§ **Challenge**: Identify the lines containing the word "Model". Copy each one.

§ **Records**:
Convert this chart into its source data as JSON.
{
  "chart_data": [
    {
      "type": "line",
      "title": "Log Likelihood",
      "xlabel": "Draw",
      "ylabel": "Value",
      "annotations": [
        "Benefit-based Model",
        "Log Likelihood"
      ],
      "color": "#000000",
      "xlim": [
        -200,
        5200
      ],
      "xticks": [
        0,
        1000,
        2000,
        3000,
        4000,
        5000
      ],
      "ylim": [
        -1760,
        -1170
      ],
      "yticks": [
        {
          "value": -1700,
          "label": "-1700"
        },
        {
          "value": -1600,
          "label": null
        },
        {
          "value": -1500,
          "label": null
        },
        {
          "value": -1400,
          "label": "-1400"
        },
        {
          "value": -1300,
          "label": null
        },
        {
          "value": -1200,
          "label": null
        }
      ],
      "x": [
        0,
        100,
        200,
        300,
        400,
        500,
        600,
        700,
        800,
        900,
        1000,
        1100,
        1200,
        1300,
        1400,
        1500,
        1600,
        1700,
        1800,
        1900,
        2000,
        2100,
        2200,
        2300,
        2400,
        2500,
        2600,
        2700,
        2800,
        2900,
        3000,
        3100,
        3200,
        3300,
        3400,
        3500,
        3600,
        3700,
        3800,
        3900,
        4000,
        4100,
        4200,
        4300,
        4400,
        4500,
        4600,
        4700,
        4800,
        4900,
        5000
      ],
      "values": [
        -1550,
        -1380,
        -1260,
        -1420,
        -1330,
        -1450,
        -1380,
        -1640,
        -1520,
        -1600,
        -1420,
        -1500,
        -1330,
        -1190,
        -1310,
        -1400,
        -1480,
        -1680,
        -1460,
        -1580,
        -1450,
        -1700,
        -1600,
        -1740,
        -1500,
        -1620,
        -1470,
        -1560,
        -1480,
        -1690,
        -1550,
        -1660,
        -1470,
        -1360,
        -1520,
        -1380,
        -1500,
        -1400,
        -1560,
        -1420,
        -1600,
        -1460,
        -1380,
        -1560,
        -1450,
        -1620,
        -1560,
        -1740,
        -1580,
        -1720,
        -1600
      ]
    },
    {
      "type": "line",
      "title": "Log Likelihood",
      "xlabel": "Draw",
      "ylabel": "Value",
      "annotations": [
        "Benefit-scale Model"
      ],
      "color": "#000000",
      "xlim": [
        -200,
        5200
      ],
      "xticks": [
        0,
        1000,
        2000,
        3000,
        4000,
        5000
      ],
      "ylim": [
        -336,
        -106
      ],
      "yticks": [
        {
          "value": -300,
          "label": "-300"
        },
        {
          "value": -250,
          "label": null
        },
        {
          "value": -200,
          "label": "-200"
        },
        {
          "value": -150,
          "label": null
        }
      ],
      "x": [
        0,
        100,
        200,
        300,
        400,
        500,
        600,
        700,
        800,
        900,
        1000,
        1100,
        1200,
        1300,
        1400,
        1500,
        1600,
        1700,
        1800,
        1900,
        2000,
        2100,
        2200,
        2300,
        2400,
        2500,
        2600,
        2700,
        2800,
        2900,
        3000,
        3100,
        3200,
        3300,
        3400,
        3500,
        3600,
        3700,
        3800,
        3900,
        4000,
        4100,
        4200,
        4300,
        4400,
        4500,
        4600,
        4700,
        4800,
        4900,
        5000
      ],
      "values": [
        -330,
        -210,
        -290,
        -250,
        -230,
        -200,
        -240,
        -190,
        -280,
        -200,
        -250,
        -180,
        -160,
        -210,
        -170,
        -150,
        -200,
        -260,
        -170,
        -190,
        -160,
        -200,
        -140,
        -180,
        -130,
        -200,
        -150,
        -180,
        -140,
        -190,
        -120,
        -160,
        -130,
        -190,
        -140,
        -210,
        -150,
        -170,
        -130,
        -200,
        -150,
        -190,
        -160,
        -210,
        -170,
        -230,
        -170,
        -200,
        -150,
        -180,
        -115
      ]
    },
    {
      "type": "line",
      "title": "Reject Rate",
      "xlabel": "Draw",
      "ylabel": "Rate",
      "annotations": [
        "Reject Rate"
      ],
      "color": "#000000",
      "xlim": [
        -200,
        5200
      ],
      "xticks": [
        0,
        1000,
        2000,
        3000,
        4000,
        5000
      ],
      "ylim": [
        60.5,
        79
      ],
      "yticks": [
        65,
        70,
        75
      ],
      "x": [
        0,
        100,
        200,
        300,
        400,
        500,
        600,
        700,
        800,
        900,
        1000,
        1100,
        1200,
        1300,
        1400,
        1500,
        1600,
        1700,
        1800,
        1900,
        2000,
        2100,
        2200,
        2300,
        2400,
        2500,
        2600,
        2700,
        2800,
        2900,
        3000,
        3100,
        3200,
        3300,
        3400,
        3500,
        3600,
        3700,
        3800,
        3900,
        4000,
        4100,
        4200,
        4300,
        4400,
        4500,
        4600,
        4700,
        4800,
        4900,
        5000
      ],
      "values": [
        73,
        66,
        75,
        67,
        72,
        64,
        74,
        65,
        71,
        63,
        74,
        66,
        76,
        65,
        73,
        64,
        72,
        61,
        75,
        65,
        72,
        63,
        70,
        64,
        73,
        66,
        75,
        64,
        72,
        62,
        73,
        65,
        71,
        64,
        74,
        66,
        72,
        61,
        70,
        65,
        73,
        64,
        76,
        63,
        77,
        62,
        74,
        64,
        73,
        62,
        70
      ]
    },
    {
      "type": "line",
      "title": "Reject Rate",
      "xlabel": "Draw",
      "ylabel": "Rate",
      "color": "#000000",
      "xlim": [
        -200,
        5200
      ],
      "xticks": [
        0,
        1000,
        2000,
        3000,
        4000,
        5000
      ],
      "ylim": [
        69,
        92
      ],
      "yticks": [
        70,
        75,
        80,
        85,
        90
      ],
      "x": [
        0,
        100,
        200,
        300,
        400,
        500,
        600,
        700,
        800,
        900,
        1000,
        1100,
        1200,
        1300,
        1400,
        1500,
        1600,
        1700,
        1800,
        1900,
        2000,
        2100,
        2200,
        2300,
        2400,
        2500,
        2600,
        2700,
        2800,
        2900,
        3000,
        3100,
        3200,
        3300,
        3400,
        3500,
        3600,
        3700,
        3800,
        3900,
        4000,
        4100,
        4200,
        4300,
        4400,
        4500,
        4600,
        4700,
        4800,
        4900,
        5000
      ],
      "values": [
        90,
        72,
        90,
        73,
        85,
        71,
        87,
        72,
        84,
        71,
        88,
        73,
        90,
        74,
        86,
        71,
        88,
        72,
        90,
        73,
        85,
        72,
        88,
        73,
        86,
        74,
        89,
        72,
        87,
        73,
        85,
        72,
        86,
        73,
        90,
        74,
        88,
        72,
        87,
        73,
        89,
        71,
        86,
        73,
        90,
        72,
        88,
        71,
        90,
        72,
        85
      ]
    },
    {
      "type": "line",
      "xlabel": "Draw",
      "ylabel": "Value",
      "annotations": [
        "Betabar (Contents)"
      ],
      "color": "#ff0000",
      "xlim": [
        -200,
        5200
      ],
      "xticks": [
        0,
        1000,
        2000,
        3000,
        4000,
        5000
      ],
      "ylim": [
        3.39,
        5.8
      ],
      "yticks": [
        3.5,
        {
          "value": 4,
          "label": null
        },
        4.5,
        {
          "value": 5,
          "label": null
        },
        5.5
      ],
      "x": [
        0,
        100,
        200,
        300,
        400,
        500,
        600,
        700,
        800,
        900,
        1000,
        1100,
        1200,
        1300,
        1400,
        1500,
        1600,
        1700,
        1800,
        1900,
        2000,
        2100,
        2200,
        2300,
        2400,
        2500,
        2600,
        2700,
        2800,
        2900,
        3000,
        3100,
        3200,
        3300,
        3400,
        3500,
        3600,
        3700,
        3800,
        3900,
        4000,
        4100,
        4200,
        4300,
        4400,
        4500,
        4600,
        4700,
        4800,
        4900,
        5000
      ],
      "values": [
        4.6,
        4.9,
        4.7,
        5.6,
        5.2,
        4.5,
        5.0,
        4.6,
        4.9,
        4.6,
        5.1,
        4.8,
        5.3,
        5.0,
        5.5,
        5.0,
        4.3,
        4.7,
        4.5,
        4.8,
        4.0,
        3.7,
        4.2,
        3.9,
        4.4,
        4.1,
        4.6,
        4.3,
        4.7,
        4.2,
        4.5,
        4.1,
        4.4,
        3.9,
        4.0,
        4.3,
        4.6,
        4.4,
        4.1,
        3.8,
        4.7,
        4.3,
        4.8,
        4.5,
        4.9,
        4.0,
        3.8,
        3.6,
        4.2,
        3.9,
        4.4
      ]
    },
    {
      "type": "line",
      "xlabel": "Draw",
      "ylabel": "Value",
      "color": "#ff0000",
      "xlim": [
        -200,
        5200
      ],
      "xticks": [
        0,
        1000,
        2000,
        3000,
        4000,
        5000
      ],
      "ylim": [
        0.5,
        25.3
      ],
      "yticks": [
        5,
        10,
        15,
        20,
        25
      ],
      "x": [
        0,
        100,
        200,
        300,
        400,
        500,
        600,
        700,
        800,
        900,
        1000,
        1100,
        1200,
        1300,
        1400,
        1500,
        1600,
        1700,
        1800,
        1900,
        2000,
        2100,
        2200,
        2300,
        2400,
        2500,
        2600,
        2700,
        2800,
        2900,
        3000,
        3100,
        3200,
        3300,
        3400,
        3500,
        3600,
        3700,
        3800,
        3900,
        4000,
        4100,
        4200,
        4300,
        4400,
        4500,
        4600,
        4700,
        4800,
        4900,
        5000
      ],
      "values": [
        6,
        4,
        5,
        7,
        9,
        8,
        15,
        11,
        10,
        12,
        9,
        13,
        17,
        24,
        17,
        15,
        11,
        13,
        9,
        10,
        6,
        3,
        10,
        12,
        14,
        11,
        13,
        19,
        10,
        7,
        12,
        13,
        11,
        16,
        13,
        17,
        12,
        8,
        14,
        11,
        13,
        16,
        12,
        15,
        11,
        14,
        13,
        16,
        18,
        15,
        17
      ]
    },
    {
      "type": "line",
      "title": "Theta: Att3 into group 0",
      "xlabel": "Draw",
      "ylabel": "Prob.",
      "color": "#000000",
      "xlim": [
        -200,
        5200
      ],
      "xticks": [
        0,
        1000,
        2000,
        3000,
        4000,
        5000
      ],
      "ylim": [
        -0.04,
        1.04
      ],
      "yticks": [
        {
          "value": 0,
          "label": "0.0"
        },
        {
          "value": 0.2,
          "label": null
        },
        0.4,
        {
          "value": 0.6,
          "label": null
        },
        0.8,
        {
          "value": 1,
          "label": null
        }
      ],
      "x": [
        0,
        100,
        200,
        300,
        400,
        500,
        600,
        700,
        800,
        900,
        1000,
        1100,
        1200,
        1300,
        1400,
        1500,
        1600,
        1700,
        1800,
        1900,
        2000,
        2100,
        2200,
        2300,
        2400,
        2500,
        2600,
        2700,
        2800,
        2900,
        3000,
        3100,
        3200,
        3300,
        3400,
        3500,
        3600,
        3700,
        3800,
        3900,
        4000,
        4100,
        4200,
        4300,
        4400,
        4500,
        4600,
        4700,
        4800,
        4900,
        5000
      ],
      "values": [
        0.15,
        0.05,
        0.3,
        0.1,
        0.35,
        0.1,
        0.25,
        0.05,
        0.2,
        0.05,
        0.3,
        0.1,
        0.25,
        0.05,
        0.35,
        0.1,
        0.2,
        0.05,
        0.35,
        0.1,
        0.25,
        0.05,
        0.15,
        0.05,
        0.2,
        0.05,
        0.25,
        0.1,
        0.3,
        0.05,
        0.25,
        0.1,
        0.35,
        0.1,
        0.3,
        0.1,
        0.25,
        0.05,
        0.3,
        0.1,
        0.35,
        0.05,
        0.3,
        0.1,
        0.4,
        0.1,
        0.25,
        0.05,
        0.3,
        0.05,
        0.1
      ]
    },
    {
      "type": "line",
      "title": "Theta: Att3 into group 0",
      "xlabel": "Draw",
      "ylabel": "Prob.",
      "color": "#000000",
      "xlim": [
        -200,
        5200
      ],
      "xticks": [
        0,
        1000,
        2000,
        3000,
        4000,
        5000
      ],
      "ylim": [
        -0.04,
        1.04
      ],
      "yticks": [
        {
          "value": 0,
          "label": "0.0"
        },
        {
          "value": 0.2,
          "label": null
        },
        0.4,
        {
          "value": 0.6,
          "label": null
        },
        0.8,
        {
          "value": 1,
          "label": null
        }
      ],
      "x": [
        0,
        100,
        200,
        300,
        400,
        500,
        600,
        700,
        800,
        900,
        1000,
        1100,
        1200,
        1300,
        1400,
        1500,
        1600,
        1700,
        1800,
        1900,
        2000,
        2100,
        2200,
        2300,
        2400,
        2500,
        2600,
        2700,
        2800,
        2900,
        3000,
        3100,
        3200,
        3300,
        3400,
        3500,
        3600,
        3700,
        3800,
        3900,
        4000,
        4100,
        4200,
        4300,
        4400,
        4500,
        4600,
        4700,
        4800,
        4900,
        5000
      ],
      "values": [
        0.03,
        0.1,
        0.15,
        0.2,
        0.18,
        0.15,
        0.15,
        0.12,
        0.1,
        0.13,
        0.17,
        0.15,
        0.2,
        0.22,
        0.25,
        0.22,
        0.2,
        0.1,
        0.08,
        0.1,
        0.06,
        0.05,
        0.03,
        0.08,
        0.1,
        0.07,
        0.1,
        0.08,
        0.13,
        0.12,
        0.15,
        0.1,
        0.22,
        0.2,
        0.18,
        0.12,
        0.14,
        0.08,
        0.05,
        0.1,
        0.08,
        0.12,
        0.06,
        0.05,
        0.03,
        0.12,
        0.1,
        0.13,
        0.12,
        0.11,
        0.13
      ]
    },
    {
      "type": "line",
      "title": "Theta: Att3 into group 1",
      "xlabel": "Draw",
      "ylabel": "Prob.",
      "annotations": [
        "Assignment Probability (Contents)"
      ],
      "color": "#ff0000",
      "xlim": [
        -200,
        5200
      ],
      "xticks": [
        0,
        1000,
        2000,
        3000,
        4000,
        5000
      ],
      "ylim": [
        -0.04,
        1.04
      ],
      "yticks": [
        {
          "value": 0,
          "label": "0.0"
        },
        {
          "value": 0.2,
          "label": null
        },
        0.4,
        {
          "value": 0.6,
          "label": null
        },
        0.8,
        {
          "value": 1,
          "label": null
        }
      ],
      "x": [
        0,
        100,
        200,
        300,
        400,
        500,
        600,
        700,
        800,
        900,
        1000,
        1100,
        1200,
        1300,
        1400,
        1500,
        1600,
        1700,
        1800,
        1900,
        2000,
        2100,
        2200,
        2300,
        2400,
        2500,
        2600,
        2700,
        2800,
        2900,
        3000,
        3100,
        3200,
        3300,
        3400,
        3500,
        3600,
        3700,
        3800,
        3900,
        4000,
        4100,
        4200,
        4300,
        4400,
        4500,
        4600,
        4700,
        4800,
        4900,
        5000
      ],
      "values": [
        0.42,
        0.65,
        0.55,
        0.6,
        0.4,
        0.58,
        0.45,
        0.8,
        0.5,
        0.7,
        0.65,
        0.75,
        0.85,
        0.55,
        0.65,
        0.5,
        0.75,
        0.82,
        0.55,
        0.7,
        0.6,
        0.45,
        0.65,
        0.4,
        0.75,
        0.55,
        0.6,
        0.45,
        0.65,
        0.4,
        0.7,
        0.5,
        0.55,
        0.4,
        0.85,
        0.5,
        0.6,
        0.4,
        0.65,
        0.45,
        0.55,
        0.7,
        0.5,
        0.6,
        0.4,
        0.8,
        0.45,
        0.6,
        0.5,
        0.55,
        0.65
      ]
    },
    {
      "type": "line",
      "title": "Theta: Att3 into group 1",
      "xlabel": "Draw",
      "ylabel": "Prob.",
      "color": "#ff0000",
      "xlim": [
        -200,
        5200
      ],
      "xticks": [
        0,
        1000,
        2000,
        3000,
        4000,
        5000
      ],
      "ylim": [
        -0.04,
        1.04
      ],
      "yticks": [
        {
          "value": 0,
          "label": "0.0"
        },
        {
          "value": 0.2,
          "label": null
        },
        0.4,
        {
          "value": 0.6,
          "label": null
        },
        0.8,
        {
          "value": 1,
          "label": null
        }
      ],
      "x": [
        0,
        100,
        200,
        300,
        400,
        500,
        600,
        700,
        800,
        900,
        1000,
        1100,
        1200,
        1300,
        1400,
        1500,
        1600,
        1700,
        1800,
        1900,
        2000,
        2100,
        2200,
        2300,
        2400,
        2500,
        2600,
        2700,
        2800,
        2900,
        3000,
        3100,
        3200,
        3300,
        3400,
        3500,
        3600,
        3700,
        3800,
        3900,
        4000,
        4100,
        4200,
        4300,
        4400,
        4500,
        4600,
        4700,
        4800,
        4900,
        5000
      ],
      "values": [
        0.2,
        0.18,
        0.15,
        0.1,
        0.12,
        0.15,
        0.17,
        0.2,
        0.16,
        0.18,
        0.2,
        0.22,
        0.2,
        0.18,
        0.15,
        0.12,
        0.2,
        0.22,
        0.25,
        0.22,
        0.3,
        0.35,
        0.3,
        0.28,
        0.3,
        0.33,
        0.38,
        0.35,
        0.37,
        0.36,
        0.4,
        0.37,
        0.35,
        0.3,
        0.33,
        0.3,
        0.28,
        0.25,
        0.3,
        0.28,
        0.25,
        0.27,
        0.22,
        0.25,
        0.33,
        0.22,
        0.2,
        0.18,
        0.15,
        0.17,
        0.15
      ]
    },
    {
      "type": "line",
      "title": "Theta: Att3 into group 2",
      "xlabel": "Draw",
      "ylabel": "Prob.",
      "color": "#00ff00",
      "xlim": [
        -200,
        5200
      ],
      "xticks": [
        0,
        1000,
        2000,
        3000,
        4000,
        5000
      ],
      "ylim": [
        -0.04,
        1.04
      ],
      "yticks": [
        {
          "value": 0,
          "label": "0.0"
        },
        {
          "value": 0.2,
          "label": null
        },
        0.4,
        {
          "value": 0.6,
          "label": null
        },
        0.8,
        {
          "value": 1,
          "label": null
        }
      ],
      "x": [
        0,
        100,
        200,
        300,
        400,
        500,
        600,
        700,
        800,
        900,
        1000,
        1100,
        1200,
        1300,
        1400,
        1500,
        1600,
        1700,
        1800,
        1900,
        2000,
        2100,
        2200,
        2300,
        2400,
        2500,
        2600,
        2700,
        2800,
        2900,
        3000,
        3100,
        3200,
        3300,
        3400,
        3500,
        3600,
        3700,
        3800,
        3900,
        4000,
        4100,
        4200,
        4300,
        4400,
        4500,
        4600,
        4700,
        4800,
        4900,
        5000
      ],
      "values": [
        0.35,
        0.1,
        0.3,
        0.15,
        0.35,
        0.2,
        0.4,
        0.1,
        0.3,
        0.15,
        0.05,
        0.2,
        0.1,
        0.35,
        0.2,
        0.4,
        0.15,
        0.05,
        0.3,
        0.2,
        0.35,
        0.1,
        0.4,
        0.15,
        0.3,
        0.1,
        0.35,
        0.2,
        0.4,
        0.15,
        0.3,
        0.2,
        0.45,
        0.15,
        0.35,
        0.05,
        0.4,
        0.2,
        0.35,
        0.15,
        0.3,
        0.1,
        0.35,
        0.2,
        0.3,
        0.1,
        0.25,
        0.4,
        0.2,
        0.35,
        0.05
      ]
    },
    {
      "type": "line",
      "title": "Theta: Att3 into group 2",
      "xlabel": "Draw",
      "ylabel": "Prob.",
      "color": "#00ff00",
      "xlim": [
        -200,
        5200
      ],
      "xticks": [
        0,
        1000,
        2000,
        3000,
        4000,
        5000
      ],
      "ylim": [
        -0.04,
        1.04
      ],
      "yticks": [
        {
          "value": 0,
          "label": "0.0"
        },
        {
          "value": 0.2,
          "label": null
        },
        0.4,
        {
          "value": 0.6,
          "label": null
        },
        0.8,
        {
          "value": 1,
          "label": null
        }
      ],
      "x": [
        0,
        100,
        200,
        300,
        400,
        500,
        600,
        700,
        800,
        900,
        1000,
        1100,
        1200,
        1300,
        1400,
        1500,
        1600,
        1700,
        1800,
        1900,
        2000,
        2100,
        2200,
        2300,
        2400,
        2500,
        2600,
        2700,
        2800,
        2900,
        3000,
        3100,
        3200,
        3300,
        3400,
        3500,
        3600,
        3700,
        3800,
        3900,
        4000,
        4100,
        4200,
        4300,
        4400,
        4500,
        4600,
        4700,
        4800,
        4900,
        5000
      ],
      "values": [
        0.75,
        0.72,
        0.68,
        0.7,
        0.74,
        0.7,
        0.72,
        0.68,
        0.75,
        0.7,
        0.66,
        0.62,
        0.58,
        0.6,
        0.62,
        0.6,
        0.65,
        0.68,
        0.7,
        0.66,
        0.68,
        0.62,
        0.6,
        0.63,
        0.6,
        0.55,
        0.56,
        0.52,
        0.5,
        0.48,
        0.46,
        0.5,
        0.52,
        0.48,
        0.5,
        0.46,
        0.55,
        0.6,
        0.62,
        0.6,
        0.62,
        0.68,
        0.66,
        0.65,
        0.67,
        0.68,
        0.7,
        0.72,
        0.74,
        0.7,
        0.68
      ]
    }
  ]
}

§ **Response to the exercise**:
        "Benefit-based Model",
        "Benefit-scale Model"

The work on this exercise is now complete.